* [练习目标] 请摘录这篇二分图匹配题解中从“#define pi acos(-1)”一直到“((x) < 0 ? -1 : (x) > 0)”的全部文字，一字不改。

* [原文]
____________________
题意：给定一个二分图，N个点对应M个点，两两之间存在一组关系，每组关系一个权值。题目中了给定了一个匹配方案，现在要求满足这组关系中的最大的匹配权值在原方案上增长了多少？并且还要求求出在原匹配方案上改变最少多少条边能够得到这个最大匹配？

idea:增加原配边的权值，而且又不会对结果造成影响。这听起来似乎是不太可能的，但是确实有办法能够办到。首先由于顶点数最多50个，那么给所有的边都乘上55，然后再给所有的原配边都加上1，那么此时的原配边的权值相比其他边更大了，又因为我们最后求解最大权值匹配时是对结果除上55，原配边匹配再多的数量对这个结果也是于事无补，所有最后MaxValue / 55就是匹配的最大权值，而MaxValue % 55就是能够保持的最大原配边数。转自此处

#include <cmath>
#include <cstdio>
#include <cstdlib>
#include <cstring>
#include <iostream>
#include <algorithm>
using namespace std;

#define pi acos(-1)
#define endl '\n'
#define srand() srand(time(0));
#define me(x,y) memset(x,y,sizeof(x));
#define foreach(it,a) for(__typeof((a).begin()) it=(a).begin();it!=(a).end();it++)
#define close() ios::sync_with_stdio(0); cin.tie(0);
#define FOR(x,n,i) for(int i=x;i<=n;i++)
#define FOr(x,n,i) for(int i=x;i<n;i++)
#define W while
#define sgn(x) ((x) < 0 ? -1 : (x) > 0)
____________________
已保存的数据条目:

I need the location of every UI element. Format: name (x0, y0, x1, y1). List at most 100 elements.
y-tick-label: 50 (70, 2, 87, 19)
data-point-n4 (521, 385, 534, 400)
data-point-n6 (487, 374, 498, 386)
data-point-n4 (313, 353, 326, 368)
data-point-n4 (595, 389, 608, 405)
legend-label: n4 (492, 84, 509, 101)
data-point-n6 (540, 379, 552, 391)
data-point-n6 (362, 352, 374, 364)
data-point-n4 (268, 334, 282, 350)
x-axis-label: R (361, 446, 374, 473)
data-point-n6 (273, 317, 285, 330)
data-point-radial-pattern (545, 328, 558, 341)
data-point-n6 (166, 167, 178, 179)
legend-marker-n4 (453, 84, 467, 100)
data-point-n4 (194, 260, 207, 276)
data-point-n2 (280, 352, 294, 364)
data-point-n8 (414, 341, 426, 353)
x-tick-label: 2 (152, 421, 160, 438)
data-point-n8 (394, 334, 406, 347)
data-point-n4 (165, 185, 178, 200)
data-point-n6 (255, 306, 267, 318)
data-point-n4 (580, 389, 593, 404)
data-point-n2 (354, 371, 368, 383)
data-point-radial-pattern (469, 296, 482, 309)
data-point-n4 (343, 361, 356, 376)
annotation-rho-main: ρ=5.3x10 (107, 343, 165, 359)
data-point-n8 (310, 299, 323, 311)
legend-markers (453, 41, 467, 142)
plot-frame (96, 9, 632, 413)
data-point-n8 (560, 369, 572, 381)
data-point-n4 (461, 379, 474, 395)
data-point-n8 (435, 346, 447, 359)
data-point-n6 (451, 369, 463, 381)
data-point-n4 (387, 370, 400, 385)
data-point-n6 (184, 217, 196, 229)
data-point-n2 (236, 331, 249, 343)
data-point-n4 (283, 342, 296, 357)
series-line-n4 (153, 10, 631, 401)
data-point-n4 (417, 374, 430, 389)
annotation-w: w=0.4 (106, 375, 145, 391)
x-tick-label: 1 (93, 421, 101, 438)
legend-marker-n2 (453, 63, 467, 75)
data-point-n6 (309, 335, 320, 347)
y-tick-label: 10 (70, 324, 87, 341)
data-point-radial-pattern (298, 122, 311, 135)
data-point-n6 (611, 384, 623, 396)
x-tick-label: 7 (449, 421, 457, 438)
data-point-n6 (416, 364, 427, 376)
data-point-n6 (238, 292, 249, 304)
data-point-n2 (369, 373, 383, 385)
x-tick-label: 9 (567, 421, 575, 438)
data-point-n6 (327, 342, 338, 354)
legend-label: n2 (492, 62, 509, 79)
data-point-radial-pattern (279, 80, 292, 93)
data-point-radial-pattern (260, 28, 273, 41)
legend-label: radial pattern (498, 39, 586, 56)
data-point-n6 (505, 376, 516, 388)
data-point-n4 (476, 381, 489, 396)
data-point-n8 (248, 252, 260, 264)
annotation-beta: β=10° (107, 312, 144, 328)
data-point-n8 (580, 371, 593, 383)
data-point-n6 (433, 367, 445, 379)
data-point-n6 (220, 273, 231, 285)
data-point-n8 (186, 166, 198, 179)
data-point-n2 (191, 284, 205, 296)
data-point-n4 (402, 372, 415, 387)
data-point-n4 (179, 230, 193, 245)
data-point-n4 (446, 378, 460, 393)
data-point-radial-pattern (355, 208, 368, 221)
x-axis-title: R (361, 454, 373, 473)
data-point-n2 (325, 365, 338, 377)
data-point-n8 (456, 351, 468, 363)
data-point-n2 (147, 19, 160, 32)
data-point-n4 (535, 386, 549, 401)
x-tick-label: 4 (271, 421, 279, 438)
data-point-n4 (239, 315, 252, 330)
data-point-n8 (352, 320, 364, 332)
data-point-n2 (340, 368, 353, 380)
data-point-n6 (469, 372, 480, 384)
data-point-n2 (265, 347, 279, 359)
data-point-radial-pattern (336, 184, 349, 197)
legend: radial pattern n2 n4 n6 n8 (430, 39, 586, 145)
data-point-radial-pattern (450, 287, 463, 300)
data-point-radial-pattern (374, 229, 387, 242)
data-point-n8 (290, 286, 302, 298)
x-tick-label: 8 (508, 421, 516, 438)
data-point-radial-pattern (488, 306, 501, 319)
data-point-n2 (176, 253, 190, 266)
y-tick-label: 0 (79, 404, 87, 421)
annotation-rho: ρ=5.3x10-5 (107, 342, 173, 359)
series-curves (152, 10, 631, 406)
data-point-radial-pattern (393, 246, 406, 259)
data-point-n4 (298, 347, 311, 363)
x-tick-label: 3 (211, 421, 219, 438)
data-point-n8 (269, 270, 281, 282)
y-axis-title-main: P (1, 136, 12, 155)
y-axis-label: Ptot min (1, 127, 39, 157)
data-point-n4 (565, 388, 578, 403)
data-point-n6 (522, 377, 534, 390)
____________________
* [回答]
#define pi acos(-1)
#define endl '\n'
#define srand() srand(time(0));
#define me(x,y) memset(x,y,sizeof(x));
#define foreach(it,a) for(__typeof((a).begin()) it=(a).begin();it!=(a).end();it++)
#define close() ios::sync_with_stdio(0); cin.tie(0);
#define FOR(x,n,i) for(int i=x;i<=n;i++)
#define FOr(x,n,i) for(int i=x;i<n;i++)
#define W while
#define sgn(x) ((x) < 0 ? -1 : (x) > 0)